Print out every entry, keeping each line identical to the original.

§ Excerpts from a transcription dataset
····················

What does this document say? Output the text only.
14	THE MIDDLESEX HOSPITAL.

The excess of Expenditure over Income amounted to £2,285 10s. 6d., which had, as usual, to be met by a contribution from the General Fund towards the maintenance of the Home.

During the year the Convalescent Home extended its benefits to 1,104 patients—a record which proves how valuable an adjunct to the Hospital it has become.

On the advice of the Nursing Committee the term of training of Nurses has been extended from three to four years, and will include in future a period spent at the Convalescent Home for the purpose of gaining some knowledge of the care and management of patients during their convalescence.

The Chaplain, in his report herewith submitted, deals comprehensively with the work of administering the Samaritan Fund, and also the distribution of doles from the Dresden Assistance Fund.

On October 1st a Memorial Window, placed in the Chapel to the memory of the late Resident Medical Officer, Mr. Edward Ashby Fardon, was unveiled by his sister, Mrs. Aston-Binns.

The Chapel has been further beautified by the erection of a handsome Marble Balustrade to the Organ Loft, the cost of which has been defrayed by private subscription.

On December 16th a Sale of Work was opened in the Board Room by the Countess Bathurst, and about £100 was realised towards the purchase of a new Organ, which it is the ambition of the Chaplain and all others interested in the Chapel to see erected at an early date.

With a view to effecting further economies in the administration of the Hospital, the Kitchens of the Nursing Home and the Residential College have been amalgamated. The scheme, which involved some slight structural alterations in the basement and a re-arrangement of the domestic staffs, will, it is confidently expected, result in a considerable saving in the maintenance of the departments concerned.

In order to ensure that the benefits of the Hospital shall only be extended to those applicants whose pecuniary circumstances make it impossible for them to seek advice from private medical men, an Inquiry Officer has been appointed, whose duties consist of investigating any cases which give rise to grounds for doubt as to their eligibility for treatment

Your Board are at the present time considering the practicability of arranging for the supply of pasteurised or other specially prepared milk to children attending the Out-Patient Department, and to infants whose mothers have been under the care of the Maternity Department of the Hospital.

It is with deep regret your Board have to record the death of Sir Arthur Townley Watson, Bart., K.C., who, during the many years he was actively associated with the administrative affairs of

····················

§ Answer space
What does this document say? Output the text only.
14	THE MIDDLESEX HOSPITAL.

The excess of Expenditure over Income amounted to £2,285 10s. 6d., which had, as usual, to be met by a contribution from the General Fund towards the maintenance of the Home.

During the year the Convalescent Home extended its benefits to 1,104 patients—a record which proves how valuable an adjunct to the Hospital it has become.

On the advice of the Nursing Committee the term of training of Nurses has been extended from three to four years, and will include in future a period spent at the Convalescent Home for the purpose of gaining some knowledge of the care and management of patients during their convalescence.

The Chaplain, in his report herewith submitted, deals comprehensively with the work of administering the Samaritan Fund, and also the distribution of doles from the Dresden Assistance Fund.

On October 1st a Memorial Window, placed in the Chapel to the memory of the late Resident Medical Officer, Mr. Edward Ashby Fardon, was unveiled by his sister, Mrs. Aston-Binns.

The Chapel has been further beautified by the erection of a handsome Marble Balustrade to the Organ Loft, the cost of which has been defrayed by private subscription.

On December 16th a Sale of Work was opened in the Board Room by the Countess Bathurst, and about £100 was realised towards the purchase of a new Organ, which it is the ambition of the Chaplain and all others interested in the Chapel to see erected at an early date.

With a view to effecting further economies in the administration of the Hospital, the Kitchens of the Nursing Home and the Residential College have been amalgamated. The scheme, which involved some slight structural alterations in the basement and a re-arrangement of the domestic staffs, will, it is confidently expected, result in a considerable saving in the maintenance of the departments concerned.

In order to ensure that the benefits of the Hospital shall only be extended to those applicants whose pecuniary circumstances make it impossible for them to seek advice from private medical men, an Inquiry Officer has been appointed, whose duties consist of investigating any cases which give rise to grounds for doubt as to their eligibility for treatment

Your Board are at the present time considering the practicability of arranging for the supply of pasteurised or other specially prepared milk to children attending the Out-Patient Department, and to infants whose mothers have been under the care of the Maternity Department of the Hospital.

It is with deep regret your Board have to record the death of Sir Arthur Townley Watson, Bart., K.C., who, during the many years he was actively associated with the administrative affairs of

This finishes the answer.